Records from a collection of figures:
==========
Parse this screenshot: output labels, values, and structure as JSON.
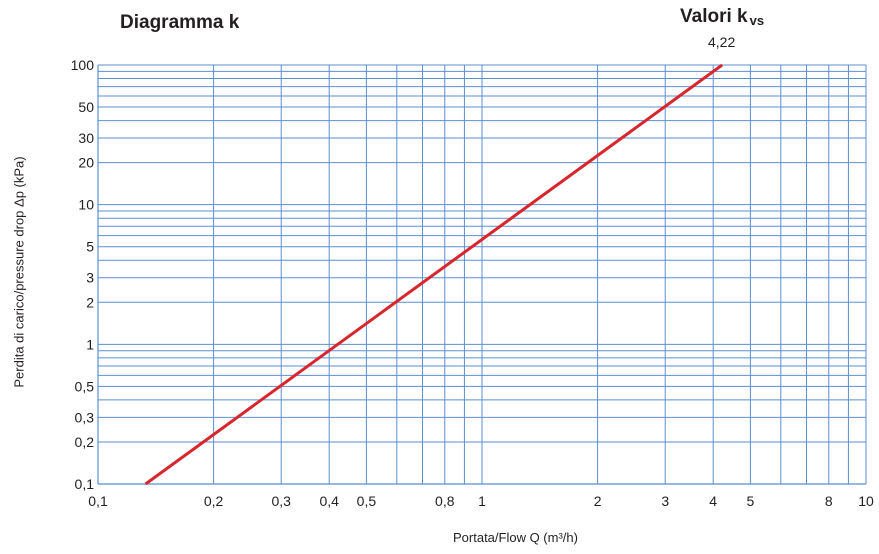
{
  "header": {
    "title": "Diagramma k",
    "kvs_label": "Valori k",
    "kvs_subscript": "vs",
    "kvs_value": "4,22"
  },
  "chart_data": {
    "type": "line",
    "title": "Diagramma k",
    "xlabel": "Portata/Flow Q (m³/h)",
    "ylabel": "Perdita di carico/pressure drop Δp (kPa)",
    "x_scale": "log",
    "y_scale": "log",
    "xlim": [
      0.1,
      10
    ],
    "ylim": [
      0.1,
      100
    ],
    "grid": true,
    "x_ticks": [
      {
        "value": 0.1,
        "label": "0,1"
      },
      {
        "value": 0.2,
        "label": "0,2"
      },
      {
        "value": 0.3,
        "label": "0,3"
      },
      {
        "value": 0.4,
        "label": "0,4"
      },
      {
        "value": 0.5,
        "label": "0,5"
      },
      {
        "value": 0.8,
        "label": "0,8"
      },
      {
        "value": 1,
        "label": "1"
      },
      {
        "value": 2,
        "label": "2"
      },
      {
        "value": 3,
        "label": "3"
      },
      {
        "value": 4,
        "label": "4"
      },
      {
        "value": 5,
        "label": "5"
      },
      {
        "value": 8,
        "label": "8"
      },
      {
        "value": 10,
        "label": "10"
      }
    ],
    "y_ticks": [
      {
        "value": 0.1,
        "label": "0,1"
      },
      {
        "value": 0.2,
        "label": "0,2"
      },
      {
        "value": 0.3,
        "label": "0,3"
      },
      {
        "value": 0.5,
        "label": "0,5"
      },
      {
        "value": 1,
        "label": "1"
      },
      {
        "value": 2,
        "label": "2"
      },
      {
        "value": 3,
        "label": "3"
      },
      {
        "value": 5,
        "label": "5"
      },
      {
        "value": 10,
        "label": "10"
      },
      {
        "value": 20,
        "label": "20"
      },
      {
        "value": 30,
        "label": "30"
      },
      {
        "value": 50,
        "label": "50"
      },
      {
        "value": 100,
        "label": "100"
      }
    ],
    "series": [
      {
        "kvs": 4.22,
        "color": "#d7262c",
        "points": [
          {
            "x": 0.133,
            "y": 0.1
          },
          {
            "x": 4.22,
            "y": 100
          }
        ]
      }
    ],
    "colors": {
      "grid": "#5b8fd0",
      "line": "#d7262c",
      "text": "#231f20"
    }
  }
}
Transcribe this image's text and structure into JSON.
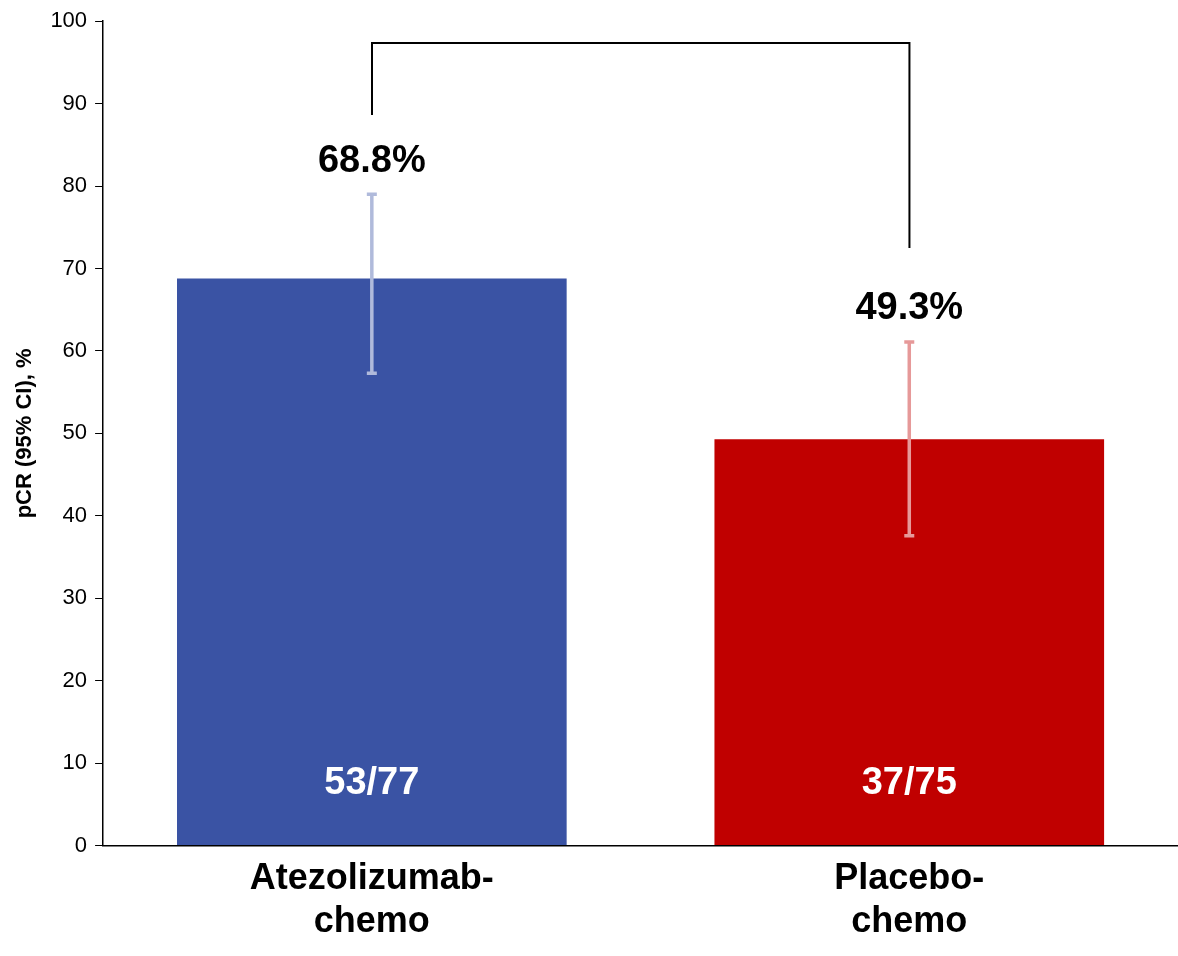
{
  "chart_data": {
    "type": "bar",
    "ylabel": "pCR (95% CI), %",
    "categories": [
      "Atezolizumab-chemo",
      "Placebo-chemo"
    ],
    "values": [
      68.8,
      49.3
    ],
    "colors": [
      "#3a53a4",
      "#c00000"
    ],
    "errors": [
      [
        57.3,
        79.0
      ],
      [
        37.6,
        61.1
      ]
    ],
    "value_labels": [
      "68.8%",
      "49.3%"
    ],
    "annotations": [
      "53/77",
      "37/75"
    ],
    "ylim": [
      0,
      100
    ],
    "yticks": [
      0,
      10,
      20,
      30,
      40,
      50,
      60,
      70,
      80,
      90,
      100
    ],
    "grid": false,
    "legend": false
  }
}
==========
Reproduce exactly, and only, the lines from the one containing "Transcribe this image's" through the last line of the records above, both included, leaving out any pictures.

EXERCISE RESULT:
Transcribe this image's text and structure into JSON.
{
  "chart_data": {
    "type": "bar",
    "ylabel": "pCR (95% CI), %",
    "categories": [
      "Atezolizumab-chemo",
      "Placebo-chemo"
    ],
    "values": [
      68.8,
      49.3
    ],
    "colors": [
      "#3a53a4",
      "#c00000"
    ],
    "errors": [
      [
        57.3,
        79.0
      ],
      [
        37.6,
        61.1
      ]
    ],
    "value_labels": [
      "68.8%",
      "49.3%"
    ],
    "annotations": [
      "53/77",
      "37/75"
    ],
    "ylim": [
      0,
      100
    ],
    "yticks": [
      0,
      10,
      20,
      30,
      40,
      50,
      60,
      70,
      80,
      90,
      100
    ],
    "grid": false,
    "legend": false
  }
}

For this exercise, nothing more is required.